Excerpt →
----

As the old saying from Alfred Korzybski goes, "The map is not the territory", hence to be useful a Model should abstract away irrelevant details for the purpose of testing. Furthermore, it's perfectly fine to use different models to test different aspects of the same implementation.

While the real Hydra layer two ledger does support a myriad of possible Cardano transactions, our model at hand is simpler and only uses Two Party Payment transactions:

data Payment = Payment
  { from :: CardanoSigningKey
  , to :: CardanoSigningKey
  , value :: Value
  }

The first important part of the StateModel instance to define is the type of Action that are meaningful for the given Model and that can also be executed against the concrete implementation. The Action associated data-type is a GADT which allows the model to represent the type of observable output that can be produced by the implementation and which can be part of the model's validation logic.

----

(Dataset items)
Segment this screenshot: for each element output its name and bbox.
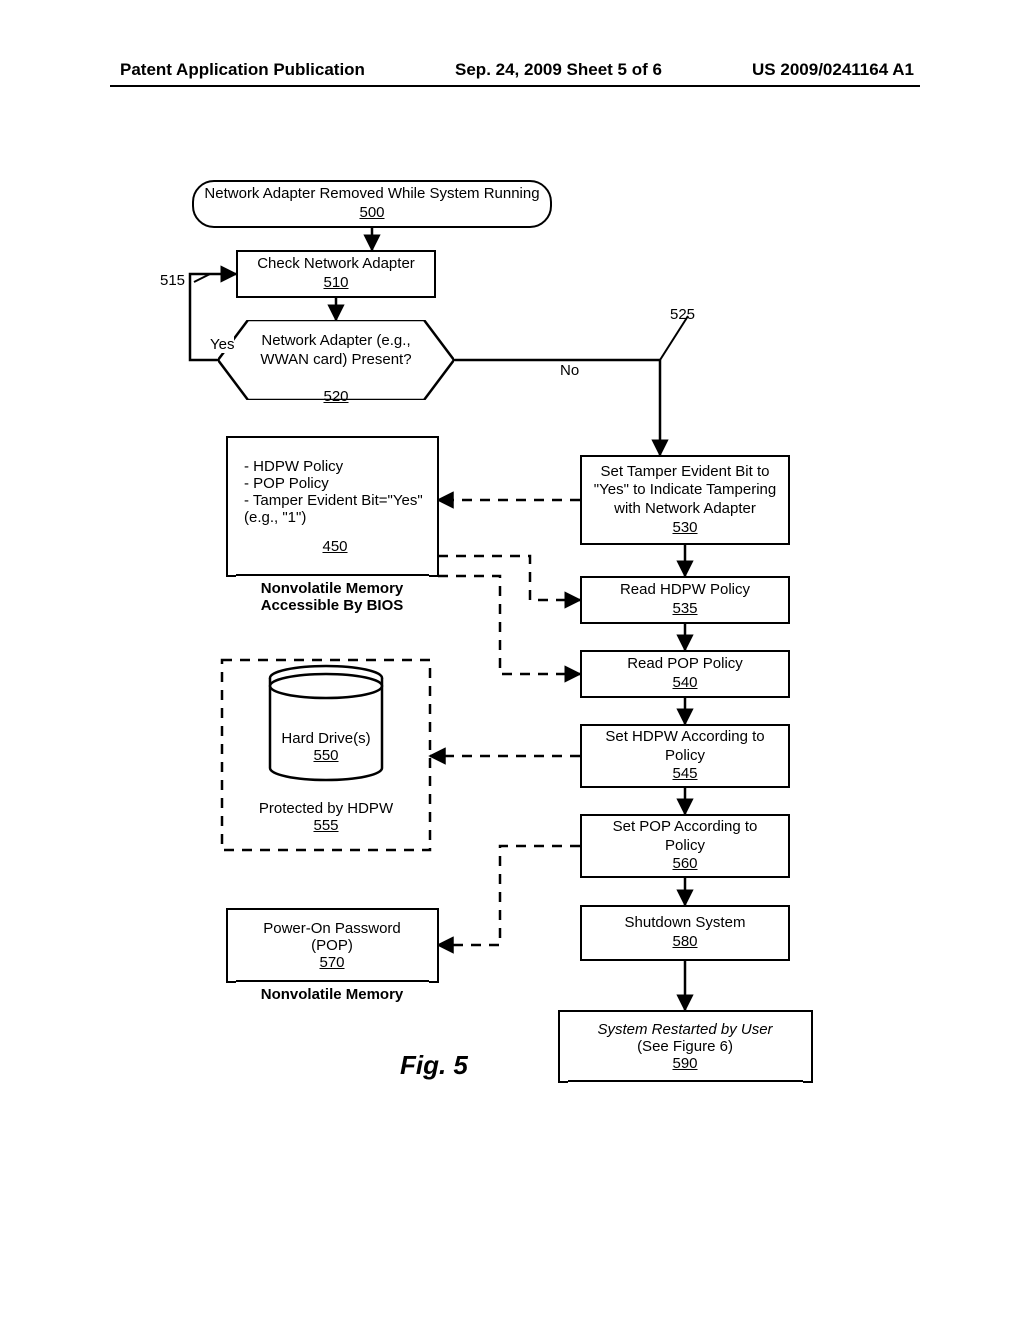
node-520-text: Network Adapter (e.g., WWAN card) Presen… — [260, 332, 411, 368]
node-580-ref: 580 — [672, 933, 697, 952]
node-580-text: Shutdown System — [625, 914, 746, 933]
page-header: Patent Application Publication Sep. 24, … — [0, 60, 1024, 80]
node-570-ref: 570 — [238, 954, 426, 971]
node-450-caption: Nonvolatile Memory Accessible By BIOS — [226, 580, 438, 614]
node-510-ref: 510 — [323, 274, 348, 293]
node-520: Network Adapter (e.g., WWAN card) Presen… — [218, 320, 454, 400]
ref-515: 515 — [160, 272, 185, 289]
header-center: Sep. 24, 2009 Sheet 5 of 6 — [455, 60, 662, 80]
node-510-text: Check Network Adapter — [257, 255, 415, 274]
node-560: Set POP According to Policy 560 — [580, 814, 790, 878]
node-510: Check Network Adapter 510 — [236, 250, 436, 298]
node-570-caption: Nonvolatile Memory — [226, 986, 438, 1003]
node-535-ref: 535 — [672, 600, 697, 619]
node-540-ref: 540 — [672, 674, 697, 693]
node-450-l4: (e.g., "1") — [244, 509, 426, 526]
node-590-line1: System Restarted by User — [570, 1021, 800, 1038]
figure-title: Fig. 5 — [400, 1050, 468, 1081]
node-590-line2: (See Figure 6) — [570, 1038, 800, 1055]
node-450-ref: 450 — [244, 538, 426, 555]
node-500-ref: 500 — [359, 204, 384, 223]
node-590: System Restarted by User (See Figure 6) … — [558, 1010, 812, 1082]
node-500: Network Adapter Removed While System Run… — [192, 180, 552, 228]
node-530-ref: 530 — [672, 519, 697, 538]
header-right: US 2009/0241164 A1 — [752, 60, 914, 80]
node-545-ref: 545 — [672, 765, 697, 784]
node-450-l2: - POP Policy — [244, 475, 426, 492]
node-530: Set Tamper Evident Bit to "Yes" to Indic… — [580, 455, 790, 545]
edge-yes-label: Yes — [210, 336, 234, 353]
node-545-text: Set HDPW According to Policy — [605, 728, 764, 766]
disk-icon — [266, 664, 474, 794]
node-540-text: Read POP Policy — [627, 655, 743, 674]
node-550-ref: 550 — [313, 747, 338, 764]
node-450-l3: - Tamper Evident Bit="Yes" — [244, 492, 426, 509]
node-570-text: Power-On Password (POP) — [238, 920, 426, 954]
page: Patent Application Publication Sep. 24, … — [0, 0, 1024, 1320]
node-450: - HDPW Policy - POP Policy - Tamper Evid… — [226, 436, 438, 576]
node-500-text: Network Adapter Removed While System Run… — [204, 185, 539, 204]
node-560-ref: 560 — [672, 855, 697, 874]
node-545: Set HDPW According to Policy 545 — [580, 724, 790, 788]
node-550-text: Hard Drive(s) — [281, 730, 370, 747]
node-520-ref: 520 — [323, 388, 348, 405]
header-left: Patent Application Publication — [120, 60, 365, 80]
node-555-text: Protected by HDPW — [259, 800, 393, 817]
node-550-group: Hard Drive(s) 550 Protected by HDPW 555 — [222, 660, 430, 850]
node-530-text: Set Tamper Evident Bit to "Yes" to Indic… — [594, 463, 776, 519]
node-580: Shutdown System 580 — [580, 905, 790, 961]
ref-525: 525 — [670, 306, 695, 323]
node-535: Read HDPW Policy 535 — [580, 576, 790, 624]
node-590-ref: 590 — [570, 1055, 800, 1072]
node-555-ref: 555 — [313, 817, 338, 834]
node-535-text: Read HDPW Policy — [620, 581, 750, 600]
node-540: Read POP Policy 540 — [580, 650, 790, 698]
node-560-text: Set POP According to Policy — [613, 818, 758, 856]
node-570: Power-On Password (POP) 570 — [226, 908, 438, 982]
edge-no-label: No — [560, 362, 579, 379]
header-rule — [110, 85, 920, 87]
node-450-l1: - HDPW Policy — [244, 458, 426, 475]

----

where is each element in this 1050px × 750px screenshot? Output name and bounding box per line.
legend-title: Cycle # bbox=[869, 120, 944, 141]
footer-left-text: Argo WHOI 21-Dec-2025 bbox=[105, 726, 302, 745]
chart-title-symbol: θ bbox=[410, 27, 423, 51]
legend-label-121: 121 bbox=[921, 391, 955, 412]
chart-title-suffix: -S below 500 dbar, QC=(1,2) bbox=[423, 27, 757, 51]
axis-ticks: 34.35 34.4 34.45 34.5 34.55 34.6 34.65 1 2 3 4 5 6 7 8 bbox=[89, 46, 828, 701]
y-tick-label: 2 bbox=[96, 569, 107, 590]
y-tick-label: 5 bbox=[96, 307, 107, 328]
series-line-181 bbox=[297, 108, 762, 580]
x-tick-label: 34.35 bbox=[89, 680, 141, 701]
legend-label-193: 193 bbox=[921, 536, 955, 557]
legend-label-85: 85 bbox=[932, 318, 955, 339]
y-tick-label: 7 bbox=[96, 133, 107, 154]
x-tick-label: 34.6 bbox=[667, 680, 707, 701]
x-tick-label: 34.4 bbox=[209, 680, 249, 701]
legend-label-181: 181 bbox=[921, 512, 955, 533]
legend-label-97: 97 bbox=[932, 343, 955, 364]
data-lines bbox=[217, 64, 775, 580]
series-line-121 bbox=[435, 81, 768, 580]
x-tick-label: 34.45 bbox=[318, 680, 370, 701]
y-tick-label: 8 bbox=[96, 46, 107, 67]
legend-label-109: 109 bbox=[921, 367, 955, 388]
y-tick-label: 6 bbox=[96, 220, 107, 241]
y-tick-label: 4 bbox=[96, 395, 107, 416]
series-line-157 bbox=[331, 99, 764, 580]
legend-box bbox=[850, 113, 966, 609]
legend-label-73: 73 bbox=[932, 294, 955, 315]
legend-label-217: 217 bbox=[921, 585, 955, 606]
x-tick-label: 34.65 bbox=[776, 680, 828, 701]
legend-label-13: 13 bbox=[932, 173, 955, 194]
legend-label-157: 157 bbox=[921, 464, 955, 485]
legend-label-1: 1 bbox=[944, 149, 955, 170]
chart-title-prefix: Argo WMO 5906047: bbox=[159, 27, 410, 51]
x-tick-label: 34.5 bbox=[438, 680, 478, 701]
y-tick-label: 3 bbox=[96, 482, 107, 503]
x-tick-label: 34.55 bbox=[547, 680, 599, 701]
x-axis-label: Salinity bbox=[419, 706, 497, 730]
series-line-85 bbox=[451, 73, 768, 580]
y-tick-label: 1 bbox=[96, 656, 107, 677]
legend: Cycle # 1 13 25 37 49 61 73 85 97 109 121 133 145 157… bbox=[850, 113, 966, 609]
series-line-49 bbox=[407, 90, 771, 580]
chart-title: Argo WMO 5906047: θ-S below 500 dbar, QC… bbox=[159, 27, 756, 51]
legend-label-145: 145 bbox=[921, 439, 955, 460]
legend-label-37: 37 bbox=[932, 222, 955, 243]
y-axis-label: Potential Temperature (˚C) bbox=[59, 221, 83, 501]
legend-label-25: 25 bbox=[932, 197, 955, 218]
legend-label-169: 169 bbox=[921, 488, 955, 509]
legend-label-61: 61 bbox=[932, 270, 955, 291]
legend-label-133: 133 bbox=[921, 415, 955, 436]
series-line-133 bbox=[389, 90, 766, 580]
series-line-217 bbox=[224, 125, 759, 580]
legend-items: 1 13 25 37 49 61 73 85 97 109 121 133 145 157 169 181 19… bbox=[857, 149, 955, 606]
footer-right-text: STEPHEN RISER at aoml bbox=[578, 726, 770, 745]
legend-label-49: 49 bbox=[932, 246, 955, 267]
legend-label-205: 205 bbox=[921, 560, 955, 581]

----

What this exercise asks →
• a. Reproduce the excerpt on modeling the Hydra ledger in full, word for word.
• b. Find each line of the rows that contains the string "Argo", and copy those lines.
The excerpt and the rows are unrelated to each other.

Written responses →
• a.
As the old saying from Alfred Korzybski goes, "The map is not the territory", hence to be useful a Model should abstract away irrelevant details for the purpose of testing. Furthermore, it's perfectly fine to use different models to test different aspects of the same implementation.

While the real Hydra layer two ledger does support a myriad of possible Cardano transactions, our model at hand is simpler and only uses Two Party Payment transactions:

data Payment = Payment
  { from :: CardanoSigningKey
  , to :: CardanoSigningKey
  , value :: Value
  }

The first important part of the StateModel instance to define is the type of Action that are meaningful for the given Model and that can also be executed against the concrete implementation. The Action associated data-type is a GADT which allows the model to represent the type of observable output that can be produced by the implementation and which can be part of the model's validation logic.

• b.
footer-left-text: Argo WHOI 21-Dec-2025 bbox=[105, 726, 302, 745]
chart-title-prefix: Argo WMO 5906047: bbox=[159, 27, 410, 51]
chart-title: Argo WMO 5906047: θ-S below 500 dbar, QC… bbox=[159, 27, 756, 51]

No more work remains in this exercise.